- [WHAT THE EXERCISE ASKS]: In the following material, identify every line holding the string "bottom" and return it.

* START *

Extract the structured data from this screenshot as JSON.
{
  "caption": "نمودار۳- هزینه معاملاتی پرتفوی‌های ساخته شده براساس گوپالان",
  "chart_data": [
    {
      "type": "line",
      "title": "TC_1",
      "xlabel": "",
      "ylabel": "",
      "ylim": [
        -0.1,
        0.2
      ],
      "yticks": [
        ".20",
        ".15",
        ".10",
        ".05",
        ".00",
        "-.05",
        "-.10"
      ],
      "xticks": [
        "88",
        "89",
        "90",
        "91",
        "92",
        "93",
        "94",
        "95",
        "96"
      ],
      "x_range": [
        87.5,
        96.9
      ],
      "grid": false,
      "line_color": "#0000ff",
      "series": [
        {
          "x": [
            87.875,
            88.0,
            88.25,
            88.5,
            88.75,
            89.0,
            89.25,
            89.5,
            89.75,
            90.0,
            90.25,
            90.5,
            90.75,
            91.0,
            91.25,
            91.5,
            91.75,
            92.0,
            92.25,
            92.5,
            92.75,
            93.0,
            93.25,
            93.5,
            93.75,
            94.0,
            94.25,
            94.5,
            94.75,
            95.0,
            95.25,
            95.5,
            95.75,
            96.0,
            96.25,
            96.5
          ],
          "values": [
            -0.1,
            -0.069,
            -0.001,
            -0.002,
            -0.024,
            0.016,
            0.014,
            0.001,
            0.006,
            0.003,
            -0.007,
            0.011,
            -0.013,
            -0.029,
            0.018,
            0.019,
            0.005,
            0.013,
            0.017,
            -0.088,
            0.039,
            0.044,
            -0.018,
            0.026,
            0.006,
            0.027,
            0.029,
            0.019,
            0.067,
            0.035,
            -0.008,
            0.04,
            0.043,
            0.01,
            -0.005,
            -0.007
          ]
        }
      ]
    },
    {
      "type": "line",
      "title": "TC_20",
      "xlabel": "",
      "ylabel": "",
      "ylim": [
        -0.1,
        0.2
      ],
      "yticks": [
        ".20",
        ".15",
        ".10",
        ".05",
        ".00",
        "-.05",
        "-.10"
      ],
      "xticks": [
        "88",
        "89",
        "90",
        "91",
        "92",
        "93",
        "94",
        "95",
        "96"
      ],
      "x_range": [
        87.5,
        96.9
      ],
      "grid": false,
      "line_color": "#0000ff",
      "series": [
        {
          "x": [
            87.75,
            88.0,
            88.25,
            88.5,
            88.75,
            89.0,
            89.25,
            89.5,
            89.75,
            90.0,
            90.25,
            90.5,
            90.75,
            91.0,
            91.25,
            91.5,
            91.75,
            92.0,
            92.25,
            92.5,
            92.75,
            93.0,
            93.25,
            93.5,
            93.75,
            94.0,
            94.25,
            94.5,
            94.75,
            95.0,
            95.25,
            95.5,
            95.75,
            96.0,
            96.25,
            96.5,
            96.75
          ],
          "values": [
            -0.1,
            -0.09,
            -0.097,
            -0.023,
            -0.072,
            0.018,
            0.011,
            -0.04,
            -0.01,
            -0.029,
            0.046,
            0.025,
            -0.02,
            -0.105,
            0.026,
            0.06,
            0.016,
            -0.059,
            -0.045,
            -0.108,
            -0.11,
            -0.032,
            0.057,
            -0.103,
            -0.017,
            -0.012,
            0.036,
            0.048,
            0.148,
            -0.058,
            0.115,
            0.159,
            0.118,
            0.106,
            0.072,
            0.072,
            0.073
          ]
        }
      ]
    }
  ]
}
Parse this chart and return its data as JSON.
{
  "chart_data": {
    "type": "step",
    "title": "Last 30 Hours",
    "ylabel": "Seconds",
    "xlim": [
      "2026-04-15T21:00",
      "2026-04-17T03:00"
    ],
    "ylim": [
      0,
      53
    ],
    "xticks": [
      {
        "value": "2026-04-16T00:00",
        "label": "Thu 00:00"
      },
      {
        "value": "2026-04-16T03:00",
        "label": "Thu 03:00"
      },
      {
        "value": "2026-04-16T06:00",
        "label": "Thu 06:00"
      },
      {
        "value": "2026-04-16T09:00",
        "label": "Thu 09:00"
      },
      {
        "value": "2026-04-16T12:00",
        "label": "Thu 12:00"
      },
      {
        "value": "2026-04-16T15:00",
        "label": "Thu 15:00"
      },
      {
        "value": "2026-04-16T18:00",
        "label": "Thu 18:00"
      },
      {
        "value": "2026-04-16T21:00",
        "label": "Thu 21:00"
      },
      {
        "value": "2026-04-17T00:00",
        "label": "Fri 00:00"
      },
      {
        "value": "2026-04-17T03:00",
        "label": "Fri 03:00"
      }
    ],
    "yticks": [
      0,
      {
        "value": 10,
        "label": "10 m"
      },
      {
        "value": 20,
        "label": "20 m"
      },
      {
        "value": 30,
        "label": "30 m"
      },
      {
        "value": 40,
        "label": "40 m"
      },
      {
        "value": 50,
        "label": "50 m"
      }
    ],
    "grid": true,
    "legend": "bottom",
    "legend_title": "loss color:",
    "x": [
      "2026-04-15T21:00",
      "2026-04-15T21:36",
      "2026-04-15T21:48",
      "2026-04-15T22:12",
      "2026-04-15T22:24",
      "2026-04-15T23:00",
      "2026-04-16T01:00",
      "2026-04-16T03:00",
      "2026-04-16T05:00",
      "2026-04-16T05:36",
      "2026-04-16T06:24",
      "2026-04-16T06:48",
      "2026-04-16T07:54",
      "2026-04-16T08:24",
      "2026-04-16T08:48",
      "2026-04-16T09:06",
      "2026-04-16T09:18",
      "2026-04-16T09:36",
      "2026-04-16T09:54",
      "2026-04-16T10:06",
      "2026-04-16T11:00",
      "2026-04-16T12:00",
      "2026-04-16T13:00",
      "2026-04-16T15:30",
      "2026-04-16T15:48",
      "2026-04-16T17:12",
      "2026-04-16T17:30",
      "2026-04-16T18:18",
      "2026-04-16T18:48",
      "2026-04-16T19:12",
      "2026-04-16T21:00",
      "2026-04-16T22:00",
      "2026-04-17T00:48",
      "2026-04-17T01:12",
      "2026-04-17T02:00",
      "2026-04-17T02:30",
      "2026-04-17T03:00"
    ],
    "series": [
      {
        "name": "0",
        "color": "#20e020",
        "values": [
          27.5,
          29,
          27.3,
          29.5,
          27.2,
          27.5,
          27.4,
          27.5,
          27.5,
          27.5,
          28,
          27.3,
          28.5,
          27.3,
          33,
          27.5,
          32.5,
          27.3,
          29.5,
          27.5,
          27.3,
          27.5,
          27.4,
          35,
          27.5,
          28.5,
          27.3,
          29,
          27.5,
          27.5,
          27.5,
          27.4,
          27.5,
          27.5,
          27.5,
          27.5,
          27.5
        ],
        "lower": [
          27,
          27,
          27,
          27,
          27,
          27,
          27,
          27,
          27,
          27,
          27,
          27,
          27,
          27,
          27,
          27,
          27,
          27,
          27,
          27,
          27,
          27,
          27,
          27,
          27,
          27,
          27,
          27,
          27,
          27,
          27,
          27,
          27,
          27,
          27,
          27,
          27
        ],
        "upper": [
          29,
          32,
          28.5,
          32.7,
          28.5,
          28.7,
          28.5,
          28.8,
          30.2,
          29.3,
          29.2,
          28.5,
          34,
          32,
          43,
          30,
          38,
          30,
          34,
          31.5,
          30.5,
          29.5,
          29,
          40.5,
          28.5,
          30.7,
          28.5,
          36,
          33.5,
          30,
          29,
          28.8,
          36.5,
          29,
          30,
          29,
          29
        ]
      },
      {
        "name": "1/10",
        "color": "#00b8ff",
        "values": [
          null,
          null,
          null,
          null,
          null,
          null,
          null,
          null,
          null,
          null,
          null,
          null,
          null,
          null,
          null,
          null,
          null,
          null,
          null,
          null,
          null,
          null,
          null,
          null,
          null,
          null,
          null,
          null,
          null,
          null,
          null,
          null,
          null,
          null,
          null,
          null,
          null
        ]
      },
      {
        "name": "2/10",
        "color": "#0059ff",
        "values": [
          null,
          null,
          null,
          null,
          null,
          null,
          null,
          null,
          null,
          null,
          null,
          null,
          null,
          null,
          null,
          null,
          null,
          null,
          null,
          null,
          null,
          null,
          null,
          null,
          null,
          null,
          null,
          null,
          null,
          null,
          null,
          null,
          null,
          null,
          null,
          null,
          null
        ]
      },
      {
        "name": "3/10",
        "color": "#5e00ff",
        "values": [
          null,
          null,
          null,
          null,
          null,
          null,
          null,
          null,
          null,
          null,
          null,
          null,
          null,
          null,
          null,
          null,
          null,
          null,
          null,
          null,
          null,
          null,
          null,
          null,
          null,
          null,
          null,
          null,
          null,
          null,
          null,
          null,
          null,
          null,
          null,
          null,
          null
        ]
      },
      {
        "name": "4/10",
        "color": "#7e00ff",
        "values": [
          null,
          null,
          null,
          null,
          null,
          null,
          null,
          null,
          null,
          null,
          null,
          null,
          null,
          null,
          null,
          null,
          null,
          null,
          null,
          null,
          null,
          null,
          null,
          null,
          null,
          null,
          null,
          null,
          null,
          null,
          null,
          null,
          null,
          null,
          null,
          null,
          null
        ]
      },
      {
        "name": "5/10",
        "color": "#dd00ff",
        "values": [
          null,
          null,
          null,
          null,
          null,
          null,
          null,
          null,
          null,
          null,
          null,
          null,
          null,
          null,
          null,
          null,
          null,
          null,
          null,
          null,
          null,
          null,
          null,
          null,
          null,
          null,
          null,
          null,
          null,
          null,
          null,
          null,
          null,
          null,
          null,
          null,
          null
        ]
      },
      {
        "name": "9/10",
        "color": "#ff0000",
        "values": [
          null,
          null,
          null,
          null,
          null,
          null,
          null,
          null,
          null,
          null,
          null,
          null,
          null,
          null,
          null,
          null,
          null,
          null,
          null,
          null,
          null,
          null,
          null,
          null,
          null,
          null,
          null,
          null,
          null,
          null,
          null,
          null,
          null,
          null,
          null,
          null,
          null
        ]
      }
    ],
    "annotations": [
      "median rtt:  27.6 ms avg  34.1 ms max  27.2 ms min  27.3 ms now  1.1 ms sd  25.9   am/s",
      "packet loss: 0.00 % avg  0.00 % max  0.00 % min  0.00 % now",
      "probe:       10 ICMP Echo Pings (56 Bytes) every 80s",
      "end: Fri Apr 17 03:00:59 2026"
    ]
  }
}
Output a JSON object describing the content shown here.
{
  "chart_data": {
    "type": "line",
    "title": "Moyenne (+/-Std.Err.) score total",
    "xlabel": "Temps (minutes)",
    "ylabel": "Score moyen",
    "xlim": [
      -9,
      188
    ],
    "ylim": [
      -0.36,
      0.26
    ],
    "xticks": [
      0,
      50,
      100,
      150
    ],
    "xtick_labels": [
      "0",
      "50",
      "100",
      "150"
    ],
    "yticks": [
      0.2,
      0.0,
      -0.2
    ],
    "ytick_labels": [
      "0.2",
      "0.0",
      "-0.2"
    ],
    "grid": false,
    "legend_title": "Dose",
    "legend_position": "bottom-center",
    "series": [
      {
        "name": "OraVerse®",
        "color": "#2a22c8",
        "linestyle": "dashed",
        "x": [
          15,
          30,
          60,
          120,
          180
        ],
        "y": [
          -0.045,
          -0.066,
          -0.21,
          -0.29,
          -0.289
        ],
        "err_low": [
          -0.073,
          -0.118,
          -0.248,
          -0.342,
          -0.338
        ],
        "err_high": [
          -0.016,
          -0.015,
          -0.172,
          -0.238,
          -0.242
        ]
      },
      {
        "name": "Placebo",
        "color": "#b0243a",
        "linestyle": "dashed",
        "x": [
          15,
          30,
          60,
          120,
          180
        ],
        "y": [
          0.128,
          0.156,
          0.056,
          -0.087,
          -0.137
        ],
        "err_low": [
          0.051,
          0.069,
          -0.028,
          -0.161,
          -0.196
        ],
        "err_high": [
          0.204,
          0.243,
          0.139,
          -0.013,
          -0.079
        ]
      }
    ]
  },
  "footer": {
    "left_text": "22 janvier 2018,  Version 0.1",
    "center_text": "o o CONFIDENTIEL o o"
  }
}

* END *

- [SOLUTION TO THIS TASK]:
    "legend": "bottom",
    "legend_position": "bottom-center",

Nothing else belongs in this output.